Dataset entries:

=-=-=-=-=

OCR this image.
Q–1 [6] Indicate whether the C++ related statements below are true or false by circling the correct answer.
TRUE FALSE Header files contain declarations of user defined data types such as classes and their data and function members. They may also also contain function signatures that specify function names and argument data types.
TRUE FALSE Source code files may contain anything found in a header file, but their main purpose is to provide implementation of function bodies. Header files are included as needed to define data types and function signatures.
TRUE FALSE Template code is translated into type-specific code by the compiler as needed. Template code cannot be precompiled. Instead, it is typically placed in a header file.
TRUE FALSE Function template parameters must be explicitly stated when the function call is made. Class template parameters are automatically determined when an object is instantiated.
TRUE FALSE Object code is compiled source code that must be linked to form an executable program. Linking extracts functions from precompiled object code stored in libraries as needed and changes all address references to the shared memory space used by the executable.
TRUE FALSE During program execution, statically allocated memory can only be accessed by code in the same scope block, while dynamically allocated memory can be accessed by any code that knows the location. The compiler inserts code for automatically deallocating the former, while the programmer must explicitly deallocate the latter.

=-=-=-=-=

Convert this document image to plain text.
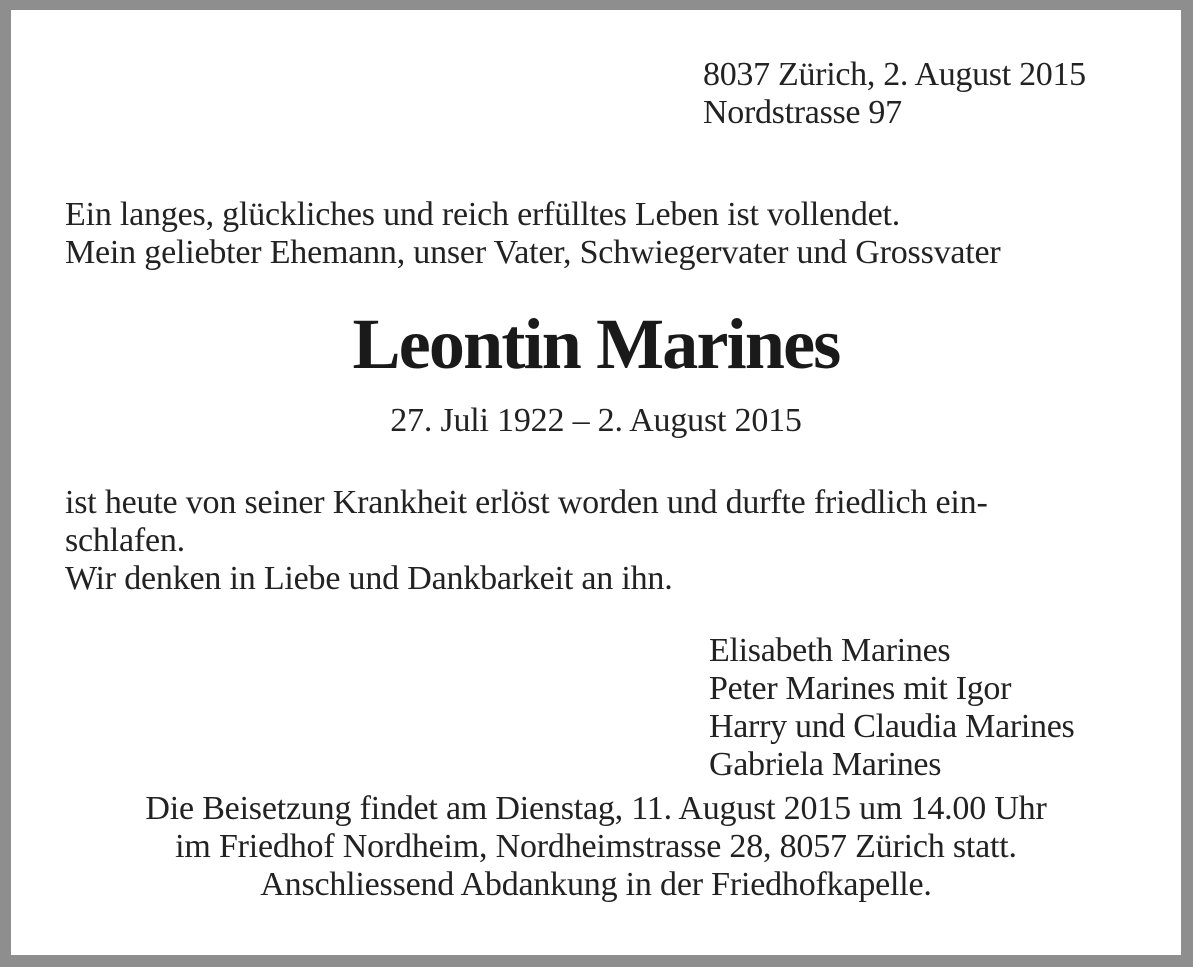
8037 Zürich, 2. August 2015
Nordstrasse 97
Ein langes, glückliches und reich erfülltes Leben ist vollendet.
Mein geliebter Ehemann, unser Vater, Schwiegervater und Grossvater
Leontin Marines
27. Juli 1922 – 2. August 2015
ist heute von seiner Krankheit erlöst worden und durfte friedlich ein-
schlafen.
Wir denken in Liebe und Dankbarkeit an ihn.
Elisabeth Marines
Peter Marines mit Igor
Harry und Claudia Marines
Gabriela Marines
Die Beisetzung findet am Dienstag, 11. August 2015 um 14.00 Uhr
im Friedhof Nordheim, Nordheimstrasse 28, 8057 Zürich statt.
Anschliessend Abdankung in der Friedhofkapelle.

=-=-=-=-=

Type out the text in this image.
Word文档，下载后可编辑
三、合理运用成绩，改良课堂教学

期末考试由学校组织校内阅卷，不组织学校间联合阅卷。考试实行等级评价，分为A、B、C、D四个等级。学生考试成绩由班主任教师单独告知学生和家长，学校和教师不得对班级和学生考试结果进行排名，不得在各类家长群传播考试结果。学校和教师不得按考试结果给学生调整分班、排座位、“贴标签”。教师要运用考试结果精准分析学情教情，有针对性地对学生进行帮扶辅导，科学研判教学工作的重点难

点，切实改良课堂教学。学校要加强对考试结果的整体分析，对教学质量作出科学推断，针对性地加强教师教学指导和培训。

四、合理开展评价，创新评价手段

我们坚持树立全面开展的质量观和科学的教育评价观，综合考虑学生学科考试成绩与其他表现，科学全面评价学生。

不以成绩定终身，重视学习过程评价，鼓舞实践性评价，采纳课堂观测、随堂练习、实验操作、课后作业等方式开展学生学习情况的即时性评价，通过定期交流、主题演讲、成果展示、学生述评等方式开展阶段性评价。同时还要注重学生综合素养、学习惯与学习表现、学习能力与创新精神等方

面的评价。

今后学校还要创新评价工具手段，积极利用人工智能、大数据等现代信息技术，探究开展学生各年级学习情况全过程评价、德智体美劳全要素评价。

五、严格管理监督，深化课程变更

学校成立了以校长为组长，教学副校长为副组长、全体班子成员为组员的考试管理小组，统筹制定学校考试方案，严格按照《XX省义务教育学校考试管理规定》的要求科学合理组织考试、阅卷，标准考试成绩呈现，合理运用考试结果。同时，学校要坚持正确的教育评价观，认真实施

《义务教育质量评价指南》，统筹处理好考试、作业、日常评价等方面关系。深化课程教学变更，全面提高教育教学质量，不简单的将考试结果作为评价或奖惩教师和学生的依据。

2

=-=-=-=-=

PROBLEM: List each line holding the string "precompiled".

FINISHED TASK:
TRUE FALSE Template code is translated into type-specific code by the compiler as needed. Template code cannot be precompiled. Instead, it is typically placed in a header file.
TRUE FALSE Object code is compiled source code that must be linked to form an executable program. Linking extracts functions from precompiled object code stored in libraries as needed and changes all address references to the shared memory space used by the executable.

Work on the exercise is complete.